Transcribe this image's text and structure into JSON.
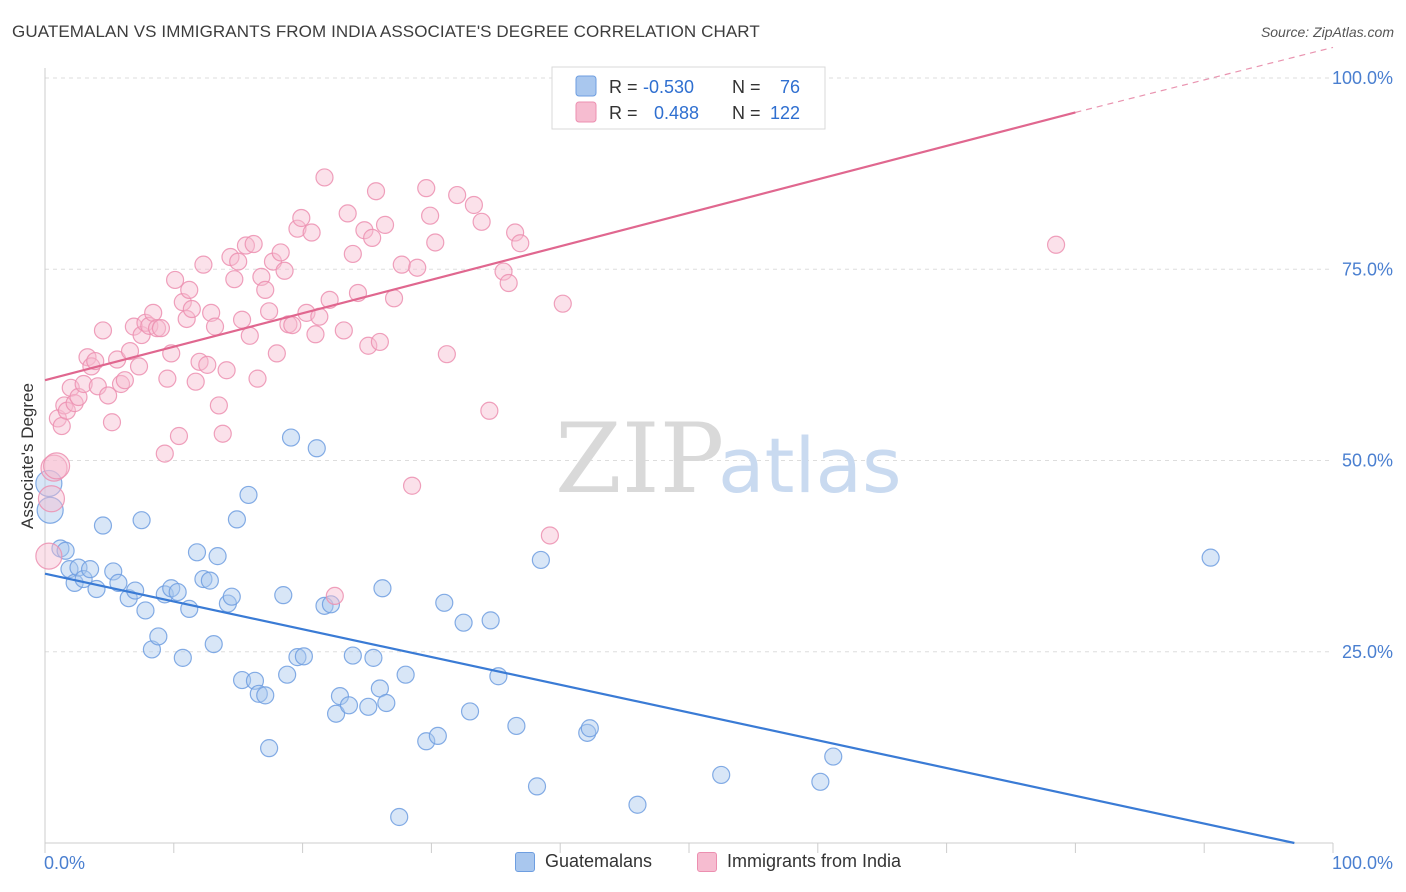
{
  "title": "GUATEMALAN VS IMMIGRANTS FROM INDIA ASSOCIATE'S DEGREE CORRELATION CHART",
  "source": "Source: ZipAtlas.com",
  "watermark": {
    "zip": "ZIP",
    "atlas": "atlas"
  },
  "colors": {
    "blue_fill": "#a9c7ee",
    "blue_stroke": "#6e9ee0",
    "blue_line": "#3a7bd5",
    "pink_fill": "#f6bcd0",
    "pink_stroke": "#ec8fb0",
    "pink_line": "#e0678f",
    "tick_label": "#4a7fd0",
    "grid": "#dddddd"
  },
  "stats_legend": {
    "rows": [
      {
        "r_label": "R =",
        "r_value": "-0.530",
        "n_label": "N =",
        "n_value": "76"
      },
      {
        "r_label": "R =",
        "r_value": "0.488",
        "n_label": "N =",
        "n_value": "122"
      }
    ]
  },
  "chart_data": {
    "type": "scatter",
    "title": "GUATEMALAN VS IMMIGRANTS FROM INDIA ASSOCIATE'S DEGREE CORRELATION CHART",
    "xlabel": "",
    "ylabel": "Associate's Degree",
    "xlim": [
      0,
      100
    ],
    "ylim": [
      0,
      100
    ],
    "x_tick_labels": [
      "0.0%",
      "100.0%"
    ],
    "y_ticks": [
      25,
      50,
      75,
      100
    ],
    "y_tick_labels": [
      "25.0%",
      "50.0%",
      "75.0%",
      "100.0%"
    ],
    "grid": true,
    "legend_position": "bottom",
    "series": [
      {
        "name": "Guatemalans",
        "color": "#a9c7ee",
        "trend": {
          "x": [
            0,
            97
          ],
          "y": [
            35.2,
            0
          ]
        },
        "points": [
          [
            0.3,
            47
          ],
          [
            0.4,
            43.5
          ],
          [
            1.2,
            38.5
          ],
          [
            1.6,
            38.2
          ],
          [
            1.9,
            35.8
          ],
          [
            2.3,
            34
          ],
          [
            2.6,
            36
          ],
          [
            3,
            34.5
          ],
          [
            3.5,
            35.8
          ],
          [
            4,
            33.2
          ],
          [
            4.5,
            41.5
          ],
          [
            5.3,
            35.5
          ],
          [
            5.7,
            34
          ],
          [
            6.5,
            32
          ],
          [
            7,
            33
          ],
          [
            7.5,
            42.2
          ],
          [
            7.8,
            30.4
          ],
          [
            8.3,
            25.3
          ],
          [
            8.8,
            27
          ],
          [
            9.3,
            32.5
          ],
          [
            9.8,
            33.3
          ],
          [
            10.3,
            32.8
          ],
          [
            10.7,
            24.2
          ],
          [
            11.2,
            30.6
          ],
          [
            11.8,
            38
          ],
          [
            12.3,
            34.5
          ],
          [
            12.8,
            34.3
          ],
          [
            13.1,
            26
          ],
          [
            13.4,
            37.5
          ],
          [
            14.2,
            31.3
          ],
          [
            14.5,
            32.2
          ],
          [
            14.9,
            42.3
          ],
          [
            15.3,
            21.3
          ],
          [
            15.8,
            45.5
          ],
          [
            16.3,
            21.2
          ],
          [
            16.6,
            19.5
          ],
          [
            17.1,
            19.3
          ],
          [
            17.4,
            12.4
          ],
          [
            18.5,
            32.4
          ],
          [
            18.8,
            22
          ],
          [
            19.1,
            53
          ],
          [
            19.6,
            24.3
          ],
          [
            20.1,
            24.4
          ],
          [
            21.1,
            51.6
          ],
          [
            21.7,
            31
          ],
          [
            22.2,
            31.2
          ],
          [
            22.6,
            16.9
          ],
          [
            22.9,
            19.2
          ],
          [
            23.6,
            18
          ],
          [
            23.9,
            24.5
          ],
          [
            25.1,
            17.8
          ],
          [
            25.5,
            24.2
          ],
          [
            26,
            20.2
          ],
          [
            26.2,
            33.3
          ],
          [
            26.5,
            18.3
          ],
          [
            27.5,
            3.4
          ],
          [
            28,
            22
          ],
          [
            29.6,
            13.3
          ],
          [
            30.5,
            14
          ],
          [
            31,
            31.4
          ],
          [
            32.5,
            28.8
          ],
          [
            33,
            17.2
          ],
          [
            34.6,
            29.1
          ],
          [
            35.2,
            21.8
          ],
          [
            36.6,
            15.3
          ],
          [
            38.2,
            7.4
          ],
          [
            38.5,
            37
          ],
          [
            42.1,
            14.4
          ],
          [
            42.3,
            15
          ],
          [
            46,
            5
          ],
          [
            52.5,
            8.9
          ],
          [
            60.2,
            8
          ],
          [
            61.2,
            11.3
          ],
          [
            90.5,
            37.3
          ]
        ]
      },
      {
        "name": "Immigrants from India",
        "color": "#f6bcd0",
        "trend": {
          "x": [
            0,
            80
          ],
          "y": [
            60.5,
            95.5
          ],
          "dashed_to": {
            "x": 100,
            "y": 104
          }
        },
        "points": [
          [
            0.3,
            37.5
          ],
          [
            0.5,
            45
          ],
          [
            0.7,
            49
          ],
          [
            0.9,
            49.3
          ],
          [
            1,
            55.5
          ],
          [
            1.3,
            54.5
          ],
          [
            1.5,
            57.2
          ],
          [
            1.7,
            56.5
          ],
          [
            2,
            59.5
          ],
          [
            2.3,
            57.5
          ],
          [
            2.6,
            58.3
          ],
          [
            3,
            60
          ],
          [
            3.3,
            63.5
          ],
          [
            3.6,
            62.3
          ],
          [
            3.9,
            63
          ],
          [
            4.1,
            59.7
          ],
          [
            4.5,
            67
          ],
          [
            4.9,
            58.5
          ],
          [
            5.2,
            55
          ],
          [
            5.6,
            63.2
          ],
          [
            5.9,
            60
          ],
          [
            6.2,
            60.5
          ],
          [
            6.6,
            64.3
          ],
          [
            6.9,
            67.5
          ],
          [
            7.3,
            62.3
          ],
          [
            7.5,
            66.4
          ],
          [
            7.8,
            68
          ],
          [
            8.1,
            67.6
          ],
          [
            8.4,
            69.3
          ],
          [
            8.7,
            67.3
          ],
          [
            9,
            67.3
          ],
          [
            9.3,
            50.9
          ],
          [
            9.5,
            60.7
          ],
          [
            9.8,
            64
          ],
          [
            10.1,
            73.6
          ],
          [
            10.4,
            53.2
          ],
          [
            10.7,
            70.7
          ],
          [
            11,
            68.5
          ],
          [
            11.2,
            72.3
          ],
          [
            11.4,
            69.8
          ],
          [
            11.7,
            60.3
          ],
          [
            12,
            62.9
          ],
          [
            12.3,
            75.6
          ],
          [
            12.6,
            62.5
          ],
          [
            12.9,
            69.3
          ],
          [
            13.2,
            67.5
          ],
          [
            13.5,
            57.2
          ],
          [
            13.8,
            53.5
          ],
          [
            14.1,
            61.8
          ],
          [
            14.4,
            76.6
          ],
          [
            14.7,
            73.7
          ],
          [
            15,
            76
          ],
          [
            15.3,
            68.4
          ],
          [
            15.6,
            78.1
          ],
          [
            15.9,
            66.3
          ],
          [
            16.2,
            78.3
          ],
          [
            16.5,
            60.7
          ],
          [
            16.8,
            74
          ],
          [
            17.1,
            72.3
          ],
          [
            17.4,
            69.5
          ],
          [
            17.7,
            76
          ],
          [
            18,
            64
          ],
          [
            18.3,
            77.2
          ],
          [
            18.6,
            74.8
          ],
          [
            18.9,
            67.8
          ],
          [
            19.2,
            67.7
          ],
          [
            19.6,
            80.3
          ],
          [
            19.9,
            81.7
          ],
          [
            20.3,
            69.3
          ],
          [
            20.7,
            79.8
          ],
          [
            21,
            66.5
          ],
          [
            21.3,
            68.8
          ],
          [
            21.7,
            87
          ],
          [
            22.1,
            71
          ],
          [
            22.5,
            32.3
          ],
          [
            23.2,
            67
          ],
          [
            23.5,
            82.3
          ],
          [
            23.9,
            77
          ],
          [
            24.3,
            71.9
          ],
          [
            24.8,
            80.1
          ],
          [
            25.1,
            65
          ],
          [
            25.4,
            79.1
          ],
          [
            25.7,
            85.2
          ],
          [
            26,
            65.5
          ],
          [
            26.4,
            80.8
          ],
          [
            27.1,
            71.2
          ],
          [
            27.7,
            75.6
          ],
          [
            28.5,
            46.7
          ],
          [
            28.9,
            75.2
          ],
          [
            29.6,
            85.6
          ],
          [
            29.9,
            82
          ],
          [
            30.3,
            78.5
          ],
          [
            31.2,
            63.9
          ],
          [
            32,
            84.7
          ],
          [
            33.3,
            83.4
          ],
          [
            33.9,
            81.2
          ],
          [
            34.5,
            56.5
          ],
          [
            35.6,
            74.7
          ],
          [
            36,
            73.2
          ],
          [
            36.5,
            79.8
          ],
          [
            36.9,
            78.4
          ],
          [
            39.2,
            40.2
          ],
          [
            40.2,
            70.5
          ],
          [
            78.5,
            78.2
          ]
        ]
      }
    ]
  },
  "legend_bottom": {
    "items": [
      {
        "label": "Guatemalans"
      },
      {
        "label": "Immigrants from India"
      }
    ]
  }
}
----------
-- GIVEN PROBLEM --
Copy out each line of the records where the string "CORRELATION" appears.

-- PROBLEM SOLUTION --
  "title": "GUATEMALAN VS IMMIGRANTS FROM INDIA ASSOCIATE'S DEGREE CORRELATION CHART",
    "title": "GUATEMALAN VS IMMIGRANTS FROM INDIA ASSOCIATE'S DEGREE CORRELATION CHART",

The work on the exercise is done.